→ **Instruction**: Quote the whole listing word for word. Do not include the pictures.

→ **Record set**:

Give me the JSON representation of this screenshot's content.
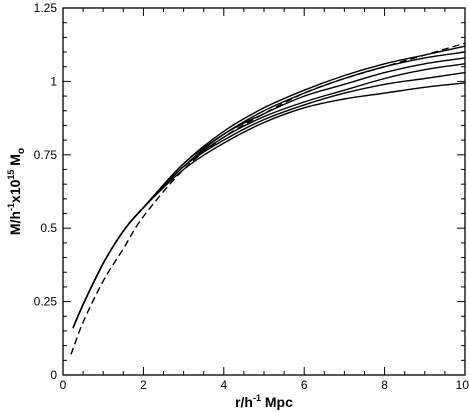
{
  "chart_data": {
    "type": "line",
    "xlabel": {
      "base": "r/h",
      "exp": "-1",
      "rest": " Mpc"
    },
    "ylabel": {
      "base": "M/h",
      "exp1": "-1",
      "mid": "x10",
      "exp2": "15",
      "rest": " M",
      "sub": "o"
    },
    "xlim": [
      0,
      10
    ],
    "ylim": [
      0,
      1.25
    ],
    "x_ticks": [
      "0",
      "2",
      "4",
      "6",
      "8",
      "10"
    ],
    "y_ticks": [
      "0",
      "0.25",
      "0.5",
      "0.75",
      "1",
      "1.25"
    ],
    "grid": false,
    "legend": "none",
    "series": [
      {
        "style": "dashed",
        "x": [
          0.2,
          0.5,
          1,
          1.5,
          2,
          3,
          4,
          5,
          6,
          7,
          8,
          9,
          10
        ],
        "y": [
          0.07,
          0.18,
          0.32,
          0.43,
          0.54,
          0.7,
          0.81,
          0.89,
          0.96,
          1.01,
          1.05,
          1.09,
          1.13
        ]
      },
      {
        "style": "solid",
        "x": [
          0.25,
          0.5,
          1,
          1.5,
          2,
          3,
          4,
          5,
          6,
          7,
          8,
          9,
          10
        ],
        "y": [
          0.16,
          0.24,
          0.38,
          0.49,
          0.57,
          0.72,
          0.83,
          0.91,
          0.97,
          1.02,
          1.06,
          1.09,
          1.12
        ]
      },
      {
        "style": "solid",
        "x": [
          0.25,
          0.5,
          1,
          1.5,
          2,
          3,
          4,
          5,
          6,
          7,
          8,
          9,
          10
        ],
        "y": [
          0.16,
          0.24,
          0.38,
          0.49,
          0.57,
          0.72,
          0.82,
          0.9,
          0.96,
          1.01,
          1.05,
          1.08,
          1.1
        ]
      },
      {
        "style": "solid",
        "x": [
          0.25,
          0.5,
          1,
          1.5,
          2,
          3,
          4,
          5,
          6,
          7,
          8,
          9,
          10
        ],
        "y": [
          0.16,
          0.24,
          0.38,
          0.49,
          0.57,
          0.71,
          0.82,
          0.89,
          0.95,
          0.99,
          1.03,
          1.06,
          1.08
        ]
      },
      {
        "style": "solid",
        "x": [
          0.25,
          0.5,
          1,
          1.5,
          2,
          3,
          4,
          5,
          6,
          7,
          8,
          9,
          10
        ],
        "y": [
          0.16,
          0.24,
          0.38,
          0.49,
          0.57,
          0.71,
          0.81,
          0.88,
          0.93,
          0.97,
          1.01,
          1.04,
          1.06
        ]
      },
      {
        "style": "solid",
        "x": [
          0.25,
          0.5,
          1,
          1.5,
          2,
          3,
          4,
          5,
          6,
          7,
          8,
          9,
          10
        ],
        "y": [
          0.16,
          0.24,
          0.38,
          0.49,
          0.57,
          0.71,
          0.8,
          0.87,
          0.92,
          0.96,
          0.99,
          1.01,
          1.03
        ]
      },
      {
        "style": "solid",
        "x": [
          0.25,
          0.5,
          1,
          1.5,
          2,
          3,
          4,
          5,
          6,
          7,
          8,
          9,
          10
        ],
        "y": [
          0.16,
          0.24,
          0.38,
          0.49,
          0.57,
          0.7,
          0.79,
          0.86,
          0.91,
          0.94,
          0.96,
          0.98,
          0.995
        ]
      }
    ]
  }
}
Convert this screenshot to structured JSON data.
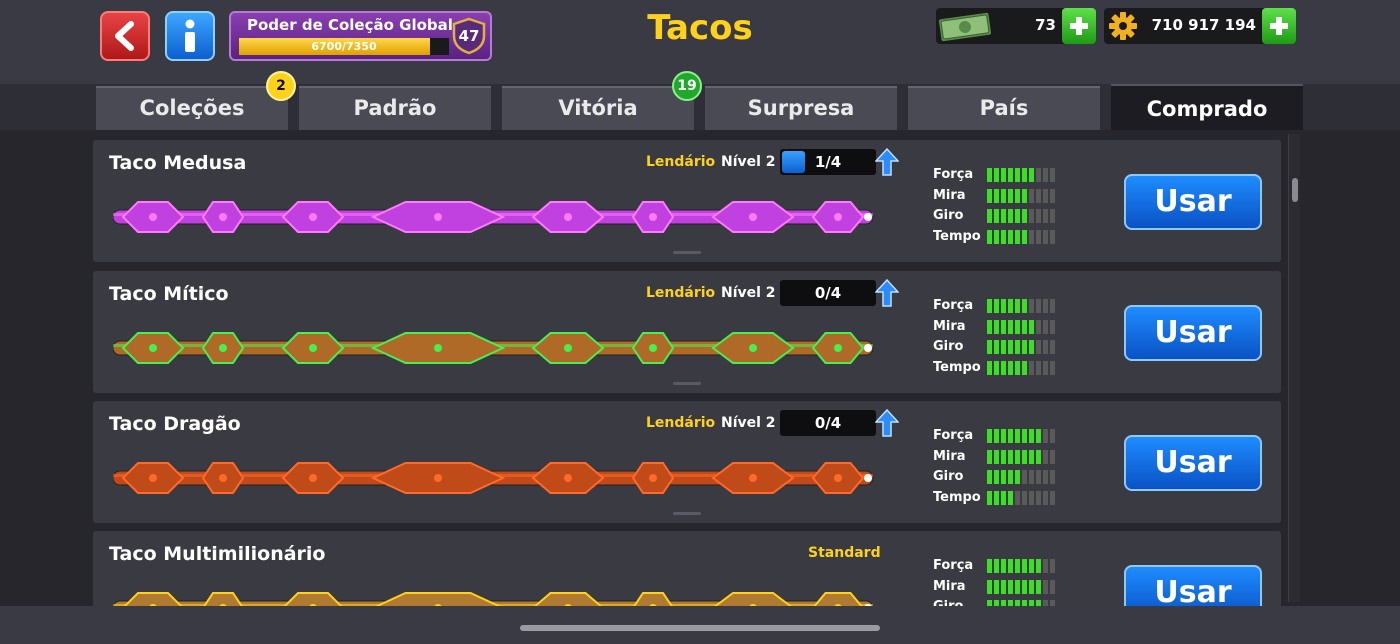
{
  "header": {
    "title": "Tacos",
    "back_icon": "back-chevron-icon",
    "info_icon": "info-icon",
    "collection": {
      "title": "Poder de Coleção Global",
      "value_text": "6700/7350",
      "progress": 0.9116,
      "level": "47"
    },
    "cash": {
      "value": "73",
      "icon": "cash-icon"
    },
    "coins": {
      "value": "710 917 194",
      "icon": "coin-gear-icon"
    }
  },
  "tabs": [
    {
      "label": "Coleções",
      "badge": "2"
    },
    {
      "label": "Padrão"
    },
    {
      "label": "Vitória",
      "badge": "19"
    },
    {
      "label": "Surpresa"
    },
    {
      "label": "País"
    },
    {
      "label": "Comprado",
      "active": true
    }
  ],
  "stat_labels": [
    "Força",
    "Mira",
    "Giro",
    "Tempo"
  ],
  "level_prefix": "Nível",
  "cues": [
    {
      "name": "Taco Medusa",
      "rarity": "Lendário",
      "level": "Nível 2",
      "progress_text": "1/4",
      "progress": 0.25,
      "stats": [
        7,
        6,
        6,
        6
      ],
      "action": "Usar",
      "color": "#c040e0",
      "accent": "#ff7aff"
    },
    {
      "name": "Taco Mítico",
      "rarity": "Lendário",
      "level": "Nível 2",
      "progress_text": "0/4",
      "progress": 0,
      "stats": [
        6,
        7,
        7,
        6
      ],
      "action": "Usar",
      "color": "#b06a28",
      "accent": "#46f050"
    },
    {
      "name": "Taco Dragão",
      "rarity": "Lendário",
      "level": "Nível 2",
      "progress_text": "0/4",
      "progress": 0,
      "stats": [
        8,
        8,
        5,
        4
      ],
      "action": "Usar",
      "color": "#c04a18",
      "accent": "#ff6a2a"
    },
    {
      "name": "Taco Multimilionário",
      "rarity": "Standard",
      "stats": [
        8,
        8,
        8
      ],
      "action": "Usar",
      "color": "#b07a30",
      "accent": "#ffd21a"
    }
  ]
}
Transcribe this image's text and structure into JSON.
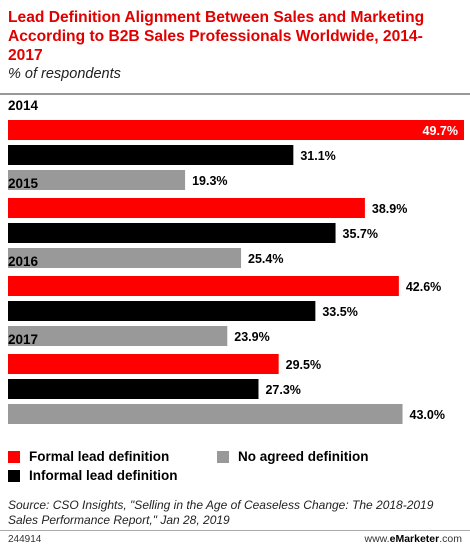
{
  "chart_data": {
    "type": "bar",
    "orientation": "horizontal",
    "title": "Lead Definition Alignment Between Sales and Marketing According to B2B Sales Professionals Worldwide, 2014-2017",
    "subtitle": "% of respondents",
    "categories": [
      "2014",
      "2015",
      "2016",
      "2017"
    ],
    "series": [
      {
        "name": "Formal lead definition",
        "color": "#ff0000",
        "values": [
          49.7,
          38.9,
          42.6,
          29.5
        ]
      },
      {
        "name": "Informal lead definition",
        "color": "#000000",
        "values": [
          31.1,
          35.7,
          33.5,
          27.3
        ]
      },
      {
        "name": "No agreed definition",
        "color": "#999999",
        "values": [
          19.3,
          25.4,
          23.9,
          43.0
        ]
      }
    ],
    "value_labels": [
      [
        "49.7%",
        "31.1%",
        "19.3%"
      ],
      [
        "38.9%",
        "35.7%",
        "25.4%"
      ],
      [
        "42.6%",
        "33.5%",
        "23.9%"
      ],
      [
        "29.5%",
        "27.3%",
        "43.0%"
      ]
    ],
    "xlim": [
      0,
      49.7
    ],
    "grid": false,
    "legend_position": "bottom"
  },
  "source": "Source: CSO Insights, \"Selling in the Age of Ceaseless Change: The 2018-2019 Sales Performance Report,\" Jan 28, 2019",
  "chart_id": "244914",
  "brand": {
    "prefix": "www.",
    "name": "eMarketer",
    "suffix": ".com"
  }
}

→ **Correct result**:
Give me the JSON representation of this screenshot's content.
{
  "chart_data": {
    "type": "line",
    "xlabel": {
      "base": "r/h",
      "exp": "-1",
      "rest": " Mpc"
    },
    "ylabel": {
      "base": "M/h",
      "exp1": "-1",
      "mid": "x10",
      "exp2": "15",
      "rest": " M",
      "sub": "o"
    },
    "xlim": [
      0,
      10
    ],
    "ylim": [
      0,
      1.25
    ],
    "x_ticks": [
      "0",
      "2",
      "4",
      "6",
      "8",
      "10"
    ],
    "y_ticks": [
      "0",
      "0.25",
      "0.5",
      "0.75",
      "1",
      "1.25"
    ],
    "grid": false,
    "legend": "none",
    "series": [
      {
        "style": "dashed",
        "x": [
          0.2,
          0.5,
          1,
          1.5,
          2,
          3,
          4,
          5,
          6,
          7,
          8,
          9,
          10
        ],
        "y": [
          0.07,
          0.18,
          0.32,
          0.43,
          0.54,
          0.7,
          0.81,
          0.89,
          0.96,
          1.01,
          1.05,
          1.09,
          1.13
        ]
      },
      {
        "style": "solid",
        "x": [
          0.25,
          0.5,
          1,
          1.5,
          2,
          3,
          4,
          5,
          6,
          7,
          8,
          9,
          10
        ],
        "y": [
          0.16,
          0.24,
          0.38,
          0.49,
          0.57,
          0.72,
          0.83,
          0.91,
          0.97,
          1.02,
          1.06,
          1.09,
          1.12
        ]
      },
      {
        "style": "solid",
        "x": [
          0.25,
          0.5,
          1,
          1.5,
          2,
          3,
          4,
          5,
          6,
          7,
          8,
          9,
          10
        ],
        "y": [
          0.16,
          0.24,
          0.38,
          0.49,
          0.57,
          0.72,
          0.82,
          0.9,
          0.96,
          1.01,
          1.05,
          1.08,
          1.1
        ]
      },
      {
        "style": "solid",
        "x": [
          0.25,
          0.5,
          1,
          1.5,
          2,
          3,
          4,
          5,
          6,
          7,
          8,
          9,
          10
        ],
        "y": [
          0.16,
          0.24,
          0.38,
          0.49,
          0.57,
          0.71,
          0.82,
          0.89,
          0.95,
          0.99,
          1.03,
          1.06,
          1.08
        ]
      },
      {
        "style": "solid",
        "x": [
          0.25,
          0.5,
          1,
          1.5,
          2,
          3,
          4,
          5,
          6,
          7,
          8,
          9,
          10
        ],
        "y": [
          0.16,
          0.24,
          0.38,
          0.49,
          0.57,
          0.71,
          0.81,
          0.88,
          0.93,
          0.97,
          1.01,
          1.04,
          1.06
        ]
      },
      {
        "style": "solid",
        "x": [
          0.25,
          0.5,
          1,
          1.5,
          2,
          3,
          4,
          5,
          6,
          7,
          8,
          9,
          10
        ],
        "y": [
          0.16,
          0.24,
          0.38,
          0.49,
          0.57,
          0.71,
          0.8,
          0.87,
          0.92,
          0.96,
          0.99,
          1.01,
          1.03
        ]
      },
      {
        "style": "solid",
        "x": [
          0.25,
          0.5,
          1,
          1.5,
          2,
          3,
          4,
          5,
          6,
          7,
          8,
          9,
          10
        ],
        "y": [
          0.16,
          0.24,
          0.38,
          0.49,
          0.57,
          0.7,
          0.79,
          0.86,
          0.91,
          0.94,
          0.96,
          0.98,
          0.995
        ]
      }
    ]
  }
}
Convert this screenshot to structured JSON data.
{
  "header": {
    "title": "Tacos",
    "back_icon": "back-chevron-icon",
    "info_icon": "info-icon",
    "collection": {
      "title": "Poder de Coleção Global",
      "value_text": "6700/7350",
      "progress": 0.9116,
      "level": "47"
    },
    "cash": {
      "value": "73",
      "icon": "cash-icon"
    },
    "coins": {
      "value": "710 917 194",
      "icon": "coin-gear-icon"
    }
  },
  "tabs": [
    {
      "label": "Coleções",
      "badge": "2"
    },
    {
      "label": "Padrão"
    },
    {
      "label": "Vitória",
      "badge": "19"
    },
    {
      "label": "Surpresa"
    },
    {
      "label": "País"
    },
    {
      "label": "Comprado",
      "active": true
    }
  ],
  "stat_labels": [
    "Força",
    "Mira",
    "Giro",
    "Tempo"
  ],
  "level_prefix": "Nível",
  "cues": [
    {
      "name": "Taco Medusa",
      "rarity": "Lendário",
      "level": "Nível 2",
      "progress_text": "1/4",
      "progress": 0.25,
      "stats": [
        7,
        6,
        6,
        6
      ],
      "action": "Usar",
      "color": "#c040e0",
      "accent": "#ff7aff"
    },
    {
      "name": "Taco Mítico",
      "rarity": "Lendário",
      "level": "Nível 2",
      "progress_text": "0/4",
      "progress": 0,
      "stats": [
        6,
        7,
        7,
        6
      ],
      "action": "Usar",
      "color": "#b06a28",
      "accent": "#46f050"
    },
    {
      "name": "Taco Dragão",
      "rarity": "Lendário",
      "level": "Nível 2",
      "progress_text": "0/4",
      "progress": 0,
      "stats": [
        8,
        8,
        5,
        4
      ],
      "action": "Usar",
      "color": "#c04a18",
      "accent": "#ff6a2a"
    },
    {
      "name": "Taco Multimilionário",
      "rarity": "Standard",
      "stats": [
        8,
        8,
        8
      ],
      "action": "Usar",
      "color": "#b07a30",
      "accent": "#ffd21a"
    }
  ]
}
Transcribe this image's text and structure into JSON.
{
  "chart_data": {
    "type": "bar",
    "orientation": "horizontal",
    "title": "Lead Definition Alignment Between Sales and Marketing According to B2B Sales Professionals Worldwide, 2014-2017",
    "subtitle": "% of respondents",
    "categories": [
      "2014",
      "2015",
      "2016",
      "2017"
    ],
    "series": [
      {
        "name": "Formal lead definition",
        "color": "#ff0000",
        "values": [
          49.7,
          38.9,
          42.6,
          29.5
        ]
      },
      {
        "name": "Informal lead definition",
        "color": "#000000",
        "values": [
          31.1,
          35.7,
          33.5,
          27.3
        ]
      },
      {
        "name": "No agreed definition",
        "color": "#999999",
        "values": [
          19.3,
          25.4,
          23.9,
          43.0
        ]
      }
    ],
    "value_labels": [
      [
        "49.7%",
        "31.1%",
        "19.3%"
      ],
      [
        "38.9%",
        "35.7%",
        "25.4%"
      ],
      [
        "42.6%",
        "33.5%",
        "23.9%"
      ],
      [
        "29.5%",
        "27.3%",
        "43.0%"
      ]
    ],
    "xlim": [
      0,
      49.7
    ],
    "grid": false,
    "legend_position": "bottom"
  },
  "source": "Source: CSO Insights, \"Selling in the Age of Ceaseless Change: The 2018-2019 Sales Performance Report,\" Jan 28, 2019",
  "chart_id": "244914",
  "brand": {
    "prefix": "www.",
    "name": "eMarketer",
    "suffix": ".com"
  }
}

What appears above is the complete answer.